■ Problems ■
1: Rewrite the records from the line with "Give bounding boxes" up to and including the line with "cell-value-label: 0 [452,287,464,309]" as a two-column CSV with the columns instruction and output. Use one row per instruction, put each field in quotation marks, and replace line breaks with spaces.
2: Extend the profile of Mario Martin, picking up after its final sentence.

■ Supplied text ■
Mario Martin

by Daniel Chavez

Mario Martin (SANDY HUFFAKER (San Diego.com - Union Tribune)
Mario Martin (SANDY HUFFAKER (San Diego.com - Union Tribune)

When I was looking for community heroes that aren't known to the mainstream media I wasn't sure where I could look for a hero that would catch my attention. I decided to email one of my Spanish professors at UCI by the name of Dr. Armin Schwegler, to ask if he knew where I could find stories of unknown Hispanic heroes. I want to give a special thanks to him for connecting me with Professor Mario Martin. Dr. Schwegler told me a little bit about his story and I was amazed at the fact that Professor Mario Martin had been blind since he was a young man and that he had overcome adversities to now be one of the most popular Spanish professors at San Diego State University.

 

So I decided to contact Professor Martin and hoped that he would respond to my proposal of interviewing him for this MY HERO story. When I first emailed him, I got a response from his wife Edda, who told me it seemed like a nice gesture and that she would pass on the news to him. Sure enough, in a few days I got an email from Professor Martin agreeing to the interview. From there, I emailed him the questions and he enlightened me with his responses.

 

 

 

Interview by Daniel Chavez:

 

Who are you? I'm a 56 year old Mexican who has been distanced physically for 23 years of my life from Mexico. Since I was chosen by glaucoma I'm more and more delightfully apart from the light and the world so called "objective". I thank and enjoy my paternity, next to my wife Edda Marí­a, of Sophia and Gabriel. Teaching and poetry are daily exercises of faith.

■ Provided records ■
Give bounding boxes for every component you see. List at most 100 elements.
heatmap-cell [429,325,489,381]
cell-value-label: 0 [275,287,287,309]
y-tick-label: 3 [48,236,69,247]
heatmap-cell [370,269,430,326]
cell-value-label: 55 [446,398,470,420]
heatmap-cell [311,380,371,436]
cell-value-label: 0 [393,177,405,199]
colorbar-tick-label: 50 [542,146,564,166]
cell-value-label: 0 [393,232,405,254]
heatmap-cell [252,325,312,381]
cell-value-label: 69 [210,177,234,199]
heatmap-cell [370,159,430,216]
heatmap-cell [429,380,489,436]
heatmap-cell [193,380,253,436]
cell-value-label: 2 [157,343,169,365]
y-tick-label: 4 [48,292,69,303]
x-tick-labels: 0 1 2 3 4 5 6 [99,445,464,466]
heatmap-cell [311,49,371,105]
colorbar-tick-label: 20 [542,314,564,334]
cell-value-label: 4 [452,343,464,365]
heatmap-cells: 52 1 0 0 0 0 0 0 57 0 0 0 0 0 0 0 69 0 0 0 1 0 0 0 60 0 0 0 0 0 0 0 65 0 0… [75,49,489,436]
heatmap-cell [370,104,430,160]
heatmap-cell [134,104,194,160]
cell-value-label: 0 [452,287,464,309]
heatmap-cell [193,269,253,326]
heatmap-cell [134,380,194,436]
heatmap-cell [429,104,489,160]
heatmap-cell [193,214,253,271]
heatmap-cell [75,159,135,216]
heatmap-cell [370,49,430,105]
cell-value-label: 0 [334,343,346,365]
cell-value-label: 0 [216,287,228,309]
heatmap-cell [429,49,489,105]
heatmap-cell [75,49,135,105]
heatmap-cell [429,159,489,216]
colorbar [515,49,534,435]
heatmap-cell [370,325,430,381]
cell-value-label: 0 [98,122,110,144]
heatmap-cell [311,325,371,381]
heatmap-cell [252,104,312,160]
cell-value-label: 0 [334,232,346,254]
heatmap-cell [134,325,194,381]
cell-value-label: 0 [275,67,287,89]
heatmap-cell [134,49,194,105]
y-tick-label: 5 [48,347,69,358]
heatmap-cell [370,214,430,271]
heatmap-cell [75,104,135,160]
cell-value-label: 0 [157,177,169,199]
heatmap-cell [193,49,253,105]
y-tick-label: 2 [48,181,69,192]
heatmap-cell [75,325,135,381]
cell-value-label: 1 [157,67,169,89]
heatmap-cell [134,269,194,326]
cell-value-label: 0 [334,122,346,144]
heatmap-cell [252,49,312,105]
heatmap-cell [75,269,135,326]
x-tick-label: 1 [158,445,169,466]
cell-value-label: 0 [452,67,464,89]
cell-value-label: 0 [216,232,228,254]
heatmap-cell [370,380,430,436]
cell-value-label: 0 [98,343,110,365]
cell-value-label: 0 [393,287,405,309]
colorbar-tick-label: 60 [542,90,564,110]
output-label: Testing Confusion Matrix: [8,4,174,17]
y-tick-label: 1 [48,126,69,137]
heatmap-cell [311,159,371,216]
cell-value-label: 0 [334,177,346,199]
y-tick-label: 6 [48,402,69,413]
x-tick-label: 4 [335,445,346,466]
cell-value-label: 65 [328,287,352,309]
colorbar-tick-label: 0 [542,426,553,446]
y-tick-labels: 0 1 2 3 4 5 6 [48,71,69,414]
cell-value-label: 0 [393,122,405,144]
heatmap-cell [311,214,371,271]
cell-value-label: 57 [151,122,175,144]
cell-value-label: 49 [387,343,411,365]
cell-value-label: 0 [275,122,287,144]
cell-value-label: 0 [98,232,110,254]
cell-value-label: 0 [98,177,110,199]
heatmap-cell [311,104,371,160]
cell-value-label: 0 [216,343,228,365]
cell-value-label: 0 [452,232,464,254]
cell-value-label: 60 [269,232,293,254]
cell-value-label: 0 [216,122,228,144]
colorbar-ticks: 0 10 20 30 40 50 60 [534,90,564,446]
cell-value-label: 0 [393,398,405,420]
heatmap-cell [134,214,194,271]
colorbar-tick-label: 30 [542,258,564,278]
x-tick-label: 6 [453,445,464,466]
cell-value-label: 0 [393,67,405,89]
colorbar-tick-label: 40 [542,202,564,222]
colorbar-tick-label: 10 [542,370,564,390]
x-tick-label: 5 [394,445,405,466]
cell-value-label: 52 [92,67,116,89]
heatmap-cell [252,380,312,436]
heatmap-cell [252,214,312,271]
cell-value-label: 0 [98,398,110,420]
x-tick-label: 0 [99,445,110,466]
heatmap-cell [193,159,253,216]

--

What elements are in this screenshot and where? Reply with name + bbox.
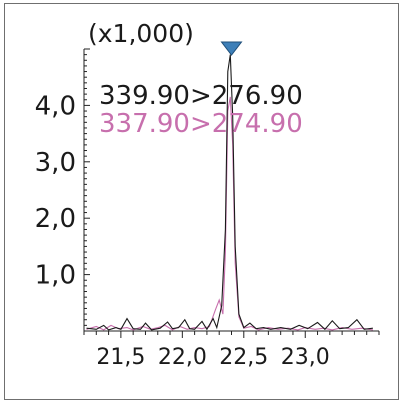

■ In response ■
1:
instruction,output
"Give bounding boxes for every component you see. List at most 100 elements.","heatmap-cell [429,325,489,381] cell-value-label: 0 [275,287,287,309] y-tick-label: 3 [48,236,69,247] heatmap-cell [370,269,430,326] cell-value-label: 55 [446,398,470,420] heatmap-cell [311,380,371,436] cell-value-label: 0 [393,177,405,199] colorbar-tick-label: 50 [542,146,564,166] cell-value-label: 0 [393,232,405,254] heatmap-cell [252,325,312,381] cell-value-label: 69 [210,177,234,199] heatmap-cell [370,159,430,216] heatmap-cell [429,380,489,436] heatmap-cell [193,380,253,436] cell-value-label: 2 [157,343,169,365] y-tick-label: 4 [48,292,69,303] x-tick-labels: 0 1 2 3 4 5 6 [99,445,464,466] heatmap-cell [311,49,371,105] colorbar-tick-label: 20 [542,314,564,334] cell-value-label: 4 [452,343,464,365] heatmap-cells: 52 1 0 0 0 0 0 0 57 0 0 0 0 0 0 0 69 0 0 0 1 0 0 0 60 0 0 0 0 0 0 0 65 0 0… [75,49,489,436] heatmap-cell [370,104,430,160] heatmap-cell [134,104,194,160] cell-value-label: 0 [452,287,464,309]"

2:
What do you do? Since 1980 I've been teaching Hispanic literature and culture in Mexican universities.. From 1995 to present I've been teaching those exciting subjects in Texas A&M University-Commerce and San Diego State University. As an extra curricular activity I've been offering since 1980 literary workshops for the community. I specialize in Latin American Novel and Golden Age/Colonial Poetry. My research agenda includes the 19th century novel and short story, contemporary Mexican narrative written by women, literature of Baja California, and late Mexican diaspora, fields in which I have published articles in refereed journals and proceedings, as well as book articles. I have received 12 awards in teaching from Mexican institutions as well as from the United States. I have published four poetry books: Ámbitos (Parvulario, Umbrales) (Guadalajara: Secretaría de Cultura Jal., 1995), En el canto de la hoja (Argentina: Universidad Católica de Salta, 1998), The Giving Gaze/La mirada pródiga (San Diego, Guadalajara: LARC Press, Secretaría de Cultura Jal., 2003), and Invocatorias del vuelo (Argentina: Universidad Católica de Salta, 2004).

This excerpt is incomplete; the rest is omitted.